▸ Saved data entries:
● ● ●

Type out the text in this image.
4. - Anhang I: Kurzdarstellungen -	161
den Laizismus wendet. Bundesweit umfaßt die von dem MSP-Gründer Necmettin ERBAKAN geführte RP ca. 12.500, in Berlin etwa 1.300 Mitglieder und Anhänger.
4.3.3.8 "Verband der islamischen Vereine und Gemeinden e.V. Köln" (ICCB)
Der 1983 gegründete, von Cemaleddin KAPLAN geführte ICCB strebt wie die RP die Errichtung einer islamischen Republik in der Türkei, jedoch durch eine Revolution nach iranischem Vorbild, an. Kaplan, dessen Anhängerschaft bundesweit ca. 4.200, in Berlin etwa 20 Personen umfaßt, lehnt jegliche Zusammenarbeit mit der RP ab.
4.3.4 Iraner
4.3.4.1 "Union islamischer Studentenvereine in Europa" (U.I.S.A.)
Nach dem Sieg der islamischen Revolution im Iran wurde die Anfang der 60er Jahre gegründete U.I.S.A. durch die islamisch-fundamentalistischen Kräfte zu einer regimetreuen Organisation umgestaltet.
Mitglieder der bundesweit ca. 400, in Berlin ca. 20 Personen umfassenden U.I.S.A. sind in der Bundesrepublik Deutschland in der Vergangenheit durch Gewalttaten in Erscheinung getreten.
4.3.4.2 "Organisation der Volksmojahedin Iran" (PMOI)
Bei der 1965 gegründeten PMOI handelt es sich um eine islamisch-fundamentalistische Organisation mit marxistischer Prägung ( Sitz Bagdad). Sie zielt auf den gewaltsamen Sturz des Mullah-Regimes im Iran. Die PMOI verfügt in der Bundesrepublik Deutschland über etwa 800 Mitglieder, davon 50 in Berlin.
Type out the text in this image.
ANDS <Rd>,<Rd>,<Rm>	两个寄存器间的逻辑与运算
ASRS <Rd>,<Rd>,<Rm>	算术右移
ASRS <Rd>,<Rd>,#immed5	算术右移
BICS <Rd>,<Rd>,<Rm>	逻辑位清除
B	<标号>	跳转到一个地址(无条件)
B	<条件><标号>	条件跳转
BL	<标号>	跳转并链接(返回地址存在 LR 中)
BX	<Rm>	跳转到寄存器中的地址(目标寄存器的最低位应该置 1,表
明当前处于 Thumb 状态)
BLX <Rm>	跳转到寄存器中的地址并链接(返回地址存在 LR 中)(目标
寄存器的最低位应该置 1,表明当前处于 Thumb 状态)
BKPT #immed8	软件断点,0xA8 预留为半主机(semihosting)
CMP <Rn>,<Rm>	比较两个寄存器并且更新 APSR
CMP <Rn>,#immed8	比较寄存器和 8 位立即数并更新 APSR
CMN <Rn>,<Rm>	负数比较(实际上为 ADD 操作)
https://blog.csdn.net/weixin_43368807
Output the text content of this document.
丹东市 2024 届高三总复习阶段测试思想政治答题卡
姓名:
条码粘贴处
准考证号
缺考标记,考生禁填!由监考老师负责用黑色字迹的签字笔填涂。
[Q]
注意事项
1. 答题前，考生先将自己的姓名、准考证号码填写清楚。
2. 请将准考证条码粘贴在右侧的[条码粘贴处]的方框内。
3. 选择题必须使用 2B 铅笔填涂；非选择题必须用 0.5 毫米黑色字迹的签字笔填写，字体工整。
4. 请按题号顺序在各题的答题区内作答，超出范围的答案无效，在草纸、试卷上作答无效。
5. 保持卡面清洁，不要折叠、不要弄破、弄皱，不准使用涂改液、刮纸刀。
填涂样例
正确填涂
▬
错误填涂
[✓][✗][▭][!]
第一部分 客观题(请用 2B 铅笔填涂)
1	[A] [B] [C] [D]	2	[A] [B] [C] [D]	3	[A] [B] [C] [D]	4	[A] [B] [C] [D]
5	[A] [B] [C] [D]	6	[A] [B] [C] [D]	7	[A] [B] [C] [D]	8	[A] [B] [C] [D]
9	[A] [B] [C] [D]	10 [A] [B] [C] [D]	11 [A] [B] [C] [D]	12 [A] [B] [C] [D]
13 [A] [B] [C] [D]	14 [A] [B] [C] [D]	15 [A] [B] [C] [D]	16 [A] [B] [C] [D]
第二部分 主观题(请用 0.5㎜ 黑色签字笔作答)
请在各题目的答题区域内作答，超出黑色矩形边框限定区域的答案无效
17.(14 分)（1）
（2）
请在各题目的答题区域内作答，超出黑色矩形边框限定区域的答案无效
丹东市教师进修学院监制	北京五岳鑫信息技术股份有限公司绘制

● ● ●

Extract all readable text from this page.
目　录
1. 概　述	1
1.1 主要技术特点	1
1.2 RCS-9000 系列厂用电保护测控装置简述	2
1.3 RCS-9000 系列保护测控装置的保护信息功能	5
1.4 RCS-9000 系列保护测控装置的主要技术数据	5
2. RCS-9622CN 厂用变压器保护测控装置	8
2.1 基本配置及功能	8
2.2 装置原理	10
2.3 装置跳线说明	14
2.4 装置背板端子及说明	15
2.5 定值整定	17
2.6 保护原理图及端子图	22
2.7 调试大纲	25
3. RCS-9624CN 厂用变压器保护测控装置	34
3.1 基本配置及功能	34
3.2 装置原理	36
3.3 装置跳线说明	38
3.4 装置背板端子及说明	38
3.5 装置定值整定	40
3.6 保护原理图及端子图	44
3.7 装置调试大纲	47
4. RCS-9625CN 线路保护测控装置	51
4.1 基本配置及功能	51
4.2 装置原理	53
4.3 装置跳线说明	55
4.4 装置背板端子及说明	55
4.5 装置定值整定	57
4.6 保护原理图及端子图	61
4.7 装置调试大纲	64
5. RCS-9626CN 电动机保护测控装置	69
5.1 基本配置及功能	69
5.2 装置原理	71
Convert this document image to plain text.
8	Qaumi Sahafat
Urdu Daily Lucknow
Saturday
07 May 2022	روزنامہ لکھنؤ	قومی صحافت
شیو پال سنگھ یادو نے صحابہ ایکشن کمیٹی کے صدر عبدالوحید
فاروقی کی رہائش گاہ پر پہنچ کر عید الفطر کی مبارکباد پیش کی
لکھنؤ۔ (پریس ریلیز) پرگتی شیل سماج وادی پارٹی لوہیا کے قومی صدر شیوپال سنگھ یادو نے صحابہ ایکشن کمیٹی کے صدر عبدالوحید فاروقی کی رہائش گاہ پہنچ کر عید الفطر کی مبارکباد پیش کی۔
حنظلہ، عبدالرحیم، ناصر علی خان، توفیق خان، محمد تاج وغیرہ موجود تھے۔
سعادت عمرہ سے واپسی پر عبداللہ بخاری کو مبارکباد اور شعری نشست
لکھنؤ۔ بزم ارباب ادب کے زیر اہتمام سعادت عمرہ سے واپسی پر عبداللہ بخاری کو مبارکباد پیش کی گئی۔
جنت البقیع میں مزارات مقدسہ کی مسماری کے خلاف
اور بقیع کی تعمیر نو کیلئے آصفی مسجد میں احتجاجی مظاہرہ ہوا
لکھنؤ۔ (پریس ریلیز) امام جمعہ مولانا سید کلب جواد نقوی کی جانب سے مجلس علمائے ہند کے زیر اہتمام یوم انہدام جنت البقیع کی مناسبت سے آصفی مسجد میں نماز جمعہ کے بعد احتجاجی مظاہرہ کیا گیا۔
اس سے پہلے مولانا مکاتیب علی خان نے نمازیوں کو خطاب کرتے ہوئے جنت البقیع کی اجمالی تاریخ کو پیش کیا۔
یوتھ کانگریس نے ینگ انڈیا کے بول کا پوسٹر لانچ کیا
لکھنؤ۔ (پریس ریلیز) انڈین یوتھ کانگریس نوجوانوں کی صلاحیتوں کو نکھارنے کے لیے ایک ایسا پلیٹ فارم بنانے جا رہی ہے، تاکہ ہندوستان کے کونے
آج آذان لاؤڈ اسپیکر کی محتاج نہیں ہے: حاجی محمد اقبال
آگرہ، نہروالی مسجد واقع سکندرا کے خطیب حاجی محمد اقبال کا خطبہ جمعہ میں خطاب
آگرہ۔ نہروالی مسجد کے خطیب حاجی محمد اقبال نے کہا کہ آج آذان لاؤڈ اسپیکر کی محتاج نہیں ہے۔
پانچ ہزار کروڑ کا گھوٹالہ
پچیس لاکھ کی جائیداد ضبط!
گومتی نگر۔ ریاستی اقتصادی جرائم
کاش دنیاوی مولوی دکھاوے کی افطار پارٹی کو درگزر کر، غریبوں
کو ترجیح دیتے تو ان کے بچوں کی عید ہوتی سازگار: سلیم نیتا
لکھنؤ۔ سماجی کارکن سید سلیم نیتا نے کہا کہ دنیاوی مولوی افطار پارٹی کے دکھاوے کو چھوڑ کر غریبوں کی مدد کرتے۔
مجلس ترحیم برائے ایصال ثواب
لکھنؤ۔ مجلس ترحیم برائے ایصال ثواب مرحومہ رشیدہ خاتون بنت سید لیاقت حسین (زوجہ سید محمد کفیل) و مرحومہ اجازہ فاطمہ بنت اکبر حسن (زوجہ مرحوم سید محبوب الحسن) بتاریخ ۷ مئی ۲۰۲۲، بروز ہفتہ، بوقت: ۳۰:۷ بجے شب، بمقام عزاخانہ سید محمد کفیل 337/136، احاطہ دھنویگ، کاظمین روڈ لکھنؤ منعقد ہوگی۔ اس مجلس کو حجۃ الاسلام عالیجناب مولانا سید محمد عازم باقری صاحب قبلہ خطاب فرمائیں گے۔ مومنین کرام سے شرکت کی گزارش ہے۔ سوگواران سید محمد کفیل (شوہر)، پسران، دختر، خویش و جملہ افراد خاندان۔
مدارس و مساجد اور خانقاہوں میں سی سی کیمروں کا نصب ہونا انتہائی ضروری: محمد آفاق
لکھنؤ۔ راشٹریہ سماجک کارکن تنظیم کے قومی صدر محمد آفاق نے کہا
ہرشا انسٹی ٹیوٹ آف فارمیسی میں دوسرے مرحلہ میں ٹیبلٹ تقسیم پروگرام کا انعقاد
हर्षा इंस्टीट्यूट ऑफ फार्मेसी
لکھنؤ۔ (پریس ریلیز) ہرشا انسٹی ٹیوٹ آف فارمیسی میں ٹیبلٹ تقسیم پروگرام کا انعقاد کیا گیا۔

● ● ●

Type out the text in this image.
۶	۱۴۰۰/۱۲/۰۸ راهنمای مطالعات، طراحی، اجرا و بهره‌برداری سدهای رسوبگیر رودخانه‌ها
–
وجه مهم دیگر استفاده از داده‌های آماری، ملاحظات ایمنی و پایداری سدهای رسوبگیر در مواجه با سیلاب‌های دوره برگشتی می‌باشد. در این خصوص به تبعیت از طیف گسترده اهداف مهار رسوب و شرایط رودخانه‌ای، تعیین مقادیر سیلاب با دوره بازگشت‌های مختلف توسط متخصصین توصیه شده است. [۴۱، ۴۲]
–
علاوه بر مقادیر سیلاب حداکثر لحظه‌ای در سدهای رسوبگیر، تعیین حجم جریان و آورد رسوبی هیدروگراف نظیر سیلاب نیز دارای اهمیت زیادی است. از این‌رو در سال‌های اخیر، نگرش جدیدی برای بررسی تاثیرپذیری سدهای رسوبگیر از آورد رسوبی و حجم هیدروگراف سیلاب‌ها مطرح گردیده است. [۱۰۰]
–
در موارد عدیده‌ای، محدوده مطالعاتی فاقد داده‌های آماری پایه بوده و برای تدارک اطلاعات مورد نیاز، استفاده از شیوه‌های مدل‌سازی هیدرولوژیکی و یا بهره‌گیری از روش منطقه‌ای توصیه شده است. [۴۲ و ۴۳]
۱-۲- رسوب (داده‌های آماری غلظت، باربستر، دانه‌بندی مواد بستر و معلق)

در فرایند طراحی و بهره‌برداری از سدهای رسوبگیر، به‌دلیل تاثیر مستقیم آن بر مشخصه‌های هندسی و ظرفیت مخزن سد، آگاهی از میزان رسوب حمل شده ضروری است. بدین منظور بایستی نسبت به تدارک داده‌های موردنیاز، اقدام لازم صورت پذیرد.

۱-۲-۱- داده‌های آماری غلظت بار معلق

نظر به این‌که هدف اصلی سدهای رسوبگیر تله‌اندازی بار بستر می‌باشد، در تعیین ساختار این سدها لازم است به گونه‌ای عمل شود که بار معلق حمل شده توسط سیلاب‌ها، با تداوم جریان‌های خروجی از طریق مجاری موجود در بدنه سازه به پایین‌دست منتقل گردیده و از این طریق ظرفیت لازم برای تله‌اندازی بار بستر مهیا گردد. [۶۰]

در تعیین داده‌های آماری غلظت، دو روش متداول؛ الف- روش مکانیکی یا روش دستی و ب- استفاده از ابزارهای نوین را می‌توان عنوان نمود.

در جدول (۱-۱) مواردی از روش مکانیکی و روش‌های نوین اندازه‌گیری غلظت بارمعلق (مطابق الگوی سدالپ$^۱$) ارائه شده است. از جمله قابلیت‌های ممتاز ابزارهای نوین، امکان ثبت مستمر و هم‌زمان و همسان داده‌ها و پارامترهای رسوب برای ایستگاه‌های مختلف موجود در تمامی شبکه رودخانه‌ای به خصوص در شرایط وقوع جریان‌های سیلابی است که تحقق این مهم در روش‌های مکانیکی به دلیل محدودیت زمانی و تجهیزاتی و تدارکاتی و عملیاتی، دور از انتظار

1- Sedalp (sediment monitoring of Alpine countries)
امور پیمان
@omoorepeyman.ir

● ● ●

▸ Exercise:
Using the data above, say how many lines include "آفاق". No other reply is needed.

▸ Correct answer:
2